Goal of the exercise: Below are the records; copy each line in them that holds the word "color".

Data provided:

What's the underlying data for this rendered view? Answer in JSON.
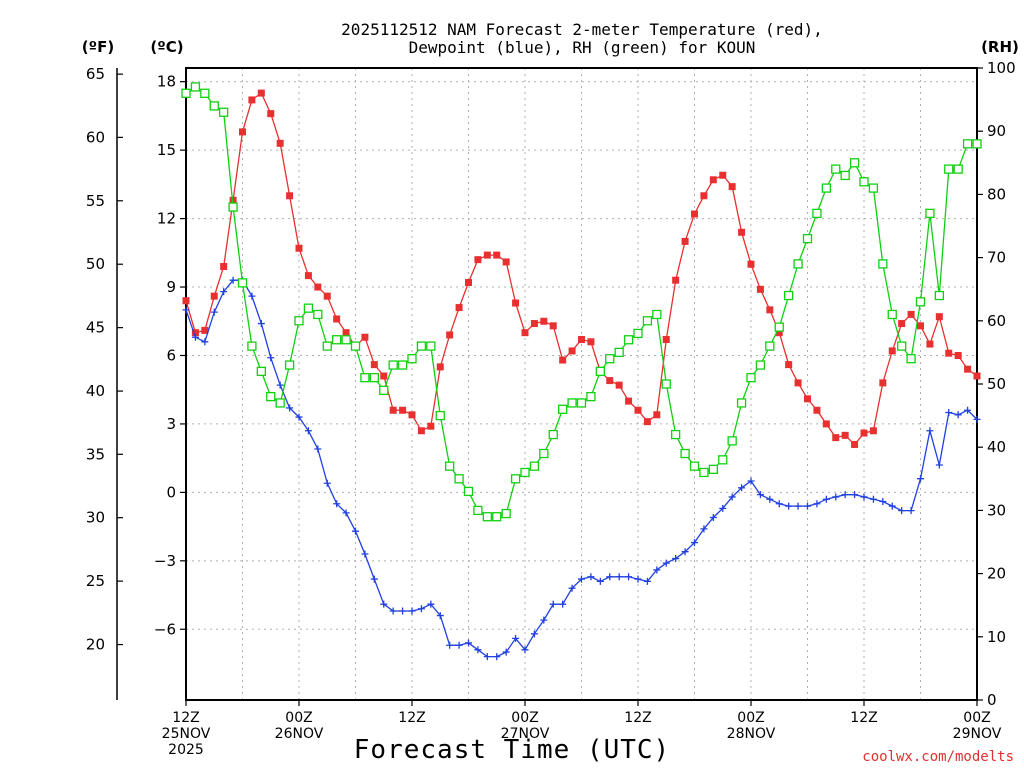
{
  "chart_data": {
    "type": "line",
    "title_line1": "2025112512 NAM Forecast 2-meter Temperature (red),",
    "title_line2": "Dewpoint (blue), RH (green) for KOUN",
    "units": {
      "fahrenheit": "(ºF)",
      "celsius": "(ºC)",
      "rh": "(RH)"
    },
    "xlabel": "Forecast Time (UTC)",
    "credit": "coolwx.com/modelts",
    "x_hours_range": [
      0,
      84
    ],
    "celsius_range": [
      -9.1,
      18.6
    ],
    "rh_range": [
      0,
      100
    ],
    "fahrenheit_ticks": [
      {
        "label": "65",
        "c": 18.33
      },
      {
        "label": "60",
        "c": 15.56
      },
      {
        "label": "55",
        "c": 12.78
      },
      {
        "label": "50",
        "c": 10.0
      },
      {
        "label": "45",
        "c": 7.22
      },
      {
        "label": "40",
        "c": 4.44
      },
      {
        "label": "35",
        "c": 1.67
      },
      {
        "label": "30",
        "c": -1.11
      },
      {
        "label": "25",
        "c": -3.89
      },
      {
        "label": "20",
        "c": -6.67
      }
    ],
    "celsius_ticks": [
      {
        "label": "18",
        "c": 18
      },
      {
        "label": "15",
        "c": 15
      },
      {
        "label": "12",
        "c": 12
      },
      {
        "label": "9",
        "c": 9
      },
      {
        "label": "6",
        "c": 6
      },
      {
        "label": "3",
        "c": 3
      },
      {
        "label": "0",
        "c": 0
      },
      {
        "label": "−3",
        "c": -3
      },
      {
        "label": "−6",
        "c": -6
      }
    ],
    "rh_ticks": [
      {
        "label": "100",
        "v": 100
      },
      {
        "label": "90",
        "v": 90
      },
      {
        "label": "80",
        "v": 80
      },
      {
        "label": "70",
        "v": 70
      },
      {
        "label": "60",
        "v": 60
      },
      {
        "label": "50",
        "v": 50
      },
      {
        "label": "40",
        "v": 40
      },
      {
        "label": "30",
        "v": 30
      },
      {
        "label": "20",
        "v": 20
      },
      {
        "label": "10",
        "v": 10
      },
      {
        "label": "0",
        "v": 0
      }
    ],
    "x_ticks": [
      {
        "h": 0,
        "lines": [
          "12Z",
          "25NOV",
          "2025"
        ]
      },
      {
        "h": 12,
        "lines": [
          "00Z",
          "26NOV"
        ]
      },
      {
        "h": 24,
        "lines": [
          "12Z"
        ]
      },
      {
        "h": 36,
        "lines": [
          "00Z",
          "27NOV"
        ]
      },
      {
        "h": 48,
        "lines": [
          "12Z"
        ]
      },
      {
        "h": 60,
        "lines": [
          "00Z",
          "28NOV"
        ]
      },
      {
        "h": 72,
        "lines": [
          "12Z"
        ]
      },
      {
        "h": 84,
        "lines": [
          "00Z",
          "29NOV"
        ]
      }
    ],
    "series": [
      {
        "name": "Temperature",
        "unit": "C",
        "color": "#e83030",
        "marker": "filled-square",
        "points": [
          [
            0,
            8.4
          ],
          [
            1,
            7.0
          ],
          [
            2,
            7.1
          ],
          [
            3,
            8.6
          ],
          [
            4,
            9.9
          ],
          [
            5,
            12.8
          ],
          [
            6,
            15.8
          ],
          [
            7,
            17.2
          ],
          [
            8,
            17.5
          ],
          [
            9,
            16.6
          ],
          [
            10,
            15.3
          ],
          [
            11,
            13.0
          ],
          [
            12,
            10.7
          ],
          [
            13,
            9.5
          ],
          [
            14,
            9.0
          ],
          [
            15,
            8.6
          ],
          [
            16,
            7.6
          ],
          [
            17,
            7.0
          ],
          [
            18,
            6.4
          ],
          [
            19,
            6.8
          ],
          [
            20,
            5.6
          ],
          [
            21,
            5.1
          ],
          [
            22,
            3.6
          ],
          [
            23,
            3.6
          ],
          [
            24,
            3.4
          ],
          [
            25,
            2.7
          ],
          [
            26,
            2.9
          ],
          [
            27,
            5.5
          ],
          [
            28,
            6.9
          ],
          [
            29,
            8.1
          ],
          [
            30,
            9.2
          ],
          [
            31,
            10.2
          ],
          [
            32,
            10.4
          ],
          [
            33,
            10.4
          ],
          [
            34,
            10.1
          ],
          [
            35,
            8.3
          ],
          [
            36,
            7.0
          ],
          [
            37,
            7.4
          ],
          [
            38,
            7.5
          ],
          [
            39,
            7.3
          ],
          [
            40,
            5.8
          ],
          [
            41,
            6.2
          ],
          [
            42,
            6.7
          ],
          [
            43,
            6.6
          ],
          [
            44,
            5.3
          ],
          [
            45,
            4.9
          ],
          [
            46,
            4.7
          ],
          [
            47,
            4.0
          ],
          [
            48,
            3.6
          ],
          [
            49,
            3.1
          ],
          [
            50,
            3.4
          ],
          [
            51,
            6.7
          ],
          [
            52,
            9.3
          ],
          [
            53,
            11.0
          ],
          [
            54,
            12.2
          ],
          [
            55,
            13.0
          ],
          [
            56,
            13.7
          ],
          [
            57,
            13.9
          ],
          [
            58,
            13.4
          ],
          [
            59,
            11.4
          ],
          [
            60,
            10.0
          ],
          [
            61,
            8.9
          ],
          [
            62,
            8.0
          ],
          [
            63,
            7.0
          ],
          [
            64,
            5.6
          ],
          [
            65,
            4.8
          ],
          [
            66,
            4.1
          ],
          [
            67,
            3.6
          ],
          [
            68,
            3.0
          ],
          [
            69,
            2.4
          ],
          [
            70,
            2.5
          ],
          [
            71,
            2.1
          ],
          [
            72,
            2.6
          ],
          [
            73,
            2.7
          ],
          [
            74,
            4.8
          ],
          [
            75,
            6.2
          ],
          [
            76,
            7.4
          ],
          [
            77,
            7.8
          ],
          [
            78,
            7.3
          ],
          [
            79,
            6.5
          ],
          [
            80,
            7.7
          ],
          [
            81,
            6.1
          ],
          [
            82,
            6.0
          ],
          [
            83,
            5.4
          ],
          [
            84,
            5.1
          ]
        ]
      },
      {
        "name": "Dewpoint",
        "unit": "C",
        "color": "#2040e0",
        "marker": "plus",
        "points": [
          [
            0,
            8.0
          ],
          [
            1,
            6.8
          ],
          [
            2,
            6.6
          ],
          [
            3,
            7.9
          ],
          [
            4,
            8.8
          ],
          [
            5,
            9.3
          ],
          [
            6,
            9.3
          ],
          [
            7,
            8.6
          ],
          [
            8,
            7.4
          ],
          [
            9,
            5.9
          ],
          [
            10,
            4.7
          ],
          [
            11,
            3.7
          ],
          [
            12,
            3.3
          ],
          [
            13,
            2.7
          ],
          [
            14,
            1.9
          ],
          [
            15,
            0.4
          ],
          [
            16,
            -0.5
          ],
          [
            17,
            -0.9
          ],
          [
            18,
            -1.7
          ],
          [
            19,
            -2.7
          ],
          [
            20,
            -3.8
          ],
          [
            21,
            -4.9
          ],
          [
            22,
            -5.2
          ],
          [
            23,
            -5.2
          ],
          [
            24,
            -5.2
          ],
          [
            25,
            -5.1
          ],
          [
            26,
            -4.9
          ],
          [
            27,
            -5.4
          ],
          [
            28,
            -6.7
          ],
          [
            29,
            -6.7
          ],
          [
            30,
            -6.6
          ],
          [
            31,
            -6.9
          ],
          [
            32,
            -7.2
          ],
          [
            33,
            -7.2
          ],
          [
            34,
            -7.0
          ],
          [
            35,
            -6.4
          ],
          [
            36,
            -6.9
          ],
          [
            37,
            -6.2
          ],
          [
            38,
            -5.6
          ],
          [
            39,
            -4.9
          ],
          [
            40,
            -4.9
          ],
          [
            41,
            -4.2
          ],
          [
            42,
            -3.8
          ],
          [
            43,
            -3.7
          ],
          [
            44,
            -3.9
          ],
          [
            45,
            -3.7
          ],
          [
            46,
            -3.7
          ],
          [
            47,
            -3.7
          ],
          [
            48,
            -3.8
          ],
          [
            49,
            -3.9
          ],
          [
            50,
            -3.4
          ],
          [
            51,
            -3.1
          ],
          [
            52,
            -2.9
          ],
          [
            53,
            -2.6
          ],
          [
            54,
            -2.2
          ],
          [
            55,
            -1.6
          ],
          [
            56,
            -1.1
          ],
          [
            57,
            -0.7
          ],
          [
            58,
            -0.2
          ],
          [
            59,
            0.2
          ],
          [
            60,
            0.5
          ],
          [
            61,
            -0.1
          ],
          [
            62,
            -0.3
          ],
          [
            63,
            -0.5
          ],
          [
            64,
            -0.6
          ],
          [
            65,
            -0.6
          ],
          [
            66,
            -0.6
          ],
          [
            67,
            -0.5
          ],
          [
            68,
            -0.3
          ],
          [
            69,
            -0.2
          ],
          [
            70,
            -0.1
          ],
          [
            71,
            -0.1
          ],
          [
            72,
            -0.2
          ],
          [
            73,
            -0.3
          ],
          [
            74,
            -0.4
          ],
          [
            75,
            -0.6
          ],
          [
            76,
            -0.8
          ],
          [
            77,
            -0.8
          ],
          [
            78,
            0.6
          ],
          [
            79,
            2.7
          ],
          [
            80,
            1.2
          ],
          [
            81,
            3.5
          ],
          [
            82,
            3.4
          ],
          [
            83,
            3.6
          ],
          [
            84,
            3.2
          ]
        ]
      },
      {
        "name": "RH",
        "unit": "%",
        "color": "#10d010",
        "marker": "open-square",
        "points": [
          [
            0,
            96
          ],
          [
            1,
            97
          ],
          [
            2,
            96
          ],
          [
            3,
            94
          ],
          [
            4,
            93
          ],
          [
            5,
            78
          ],
          [
            6,
            66
          ],
          [
            7,
            56
          ],
          [
            8,
            52
          ],
          [
            9,
            48
          ],
          [
            10,
            47
          ],
          [
            11,
            53
          ],
          [
            12,
            60
          ],
          [
            13,
            62
          ],
          [
            14,
            61
          ],
          [
            15,
            56
          ],
          [
            16,
            57
          ],
          [
            17,
            57
          ],
          [
            18,
            56
          ],
          [
            19,
            51
          ],
          [
            20,
            51
          ],
          [
            21,
            49
          ],
          [
            22,
            53
          ],
          [
            23,
            53
          ],
          [
            24,
            54
          ],
          [
            25,
            56
          ],
          [
            26,
            56
          ],
          [
            27,
            45
          ],
          [
            28,
            37
          ],
          [
            29,
            35
          ],
          [
            30,
            33
          ],
          [
            31,
            30
          ],
          [
            32,
            29
          ],
          [
            33,
            29
          ],
          [
            34,
            29.5
          ],
          [
            35,
            35
          ],
          [
            36,
            36
          ],
          [
            37,
            37
          ],
          [
            38,
            39
          ],
          [
            39,
            42
          ],
          [
            40,
            46
          ],
          [
            41,
            47
          ],
          [
            42,
            47
          ],
          [
            43,
            48
          ],
          [
            44,
            52
          ],
          [
            45,
            54
          ],
          [
            46,
            55
          ],
          [
            47,
            57
          ],
          [
            48,
            58
          ],
          [
            49,
            60
          ],
          [
            50,
            61
          ],
          [
            51,
            50
          ],
          [
            52,
            42
          ],
          [
            53,
            39
          ],
          [
            54,
            37
          ],
          [
            55,
            36
          ],
          [
            56,
            36.5
          ],
          [
            57,
            38
          ],
          [
            58,
            41
          ],
          [
            59,
            47
          ],
          [
            60,
            51
          ],
          [
            61,
            53
          ],
          [
            62,
            56
          ],
          [
            63,
            59
          ],
          [
            64,
            64
          ],
          [
            65,
            69
          ],
          [
            66,
            73
          ],
          [
            67,
            77
          ],
          [
            68,
            81
          ],
          [
            69,
            84
          ],
          [
            70,
            83
          ],
          [
            71,
            85
          ],
          [
            72,
            82
          ],
          [
            73,
            81
          ],
          [
            74,
            69
          ],
          [
            75,
            61
          ],
          [
            76,
            56
          ],
          [
            77,
            54
          ],
          [
            78,
            63
          ],
          [
            79,
            77
          ],
          [
            80,
            64
          ],
          [
            81,
            84
          ],
          [
            82,
            84
          ],
          [
            83,
            88
          ],
          [
            84,
            88
          ]
        ]
      }
    ]
  }
}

Correct output:
        "color": "#e83030",
        "color": "#2040e0",
        "color": "#10d010",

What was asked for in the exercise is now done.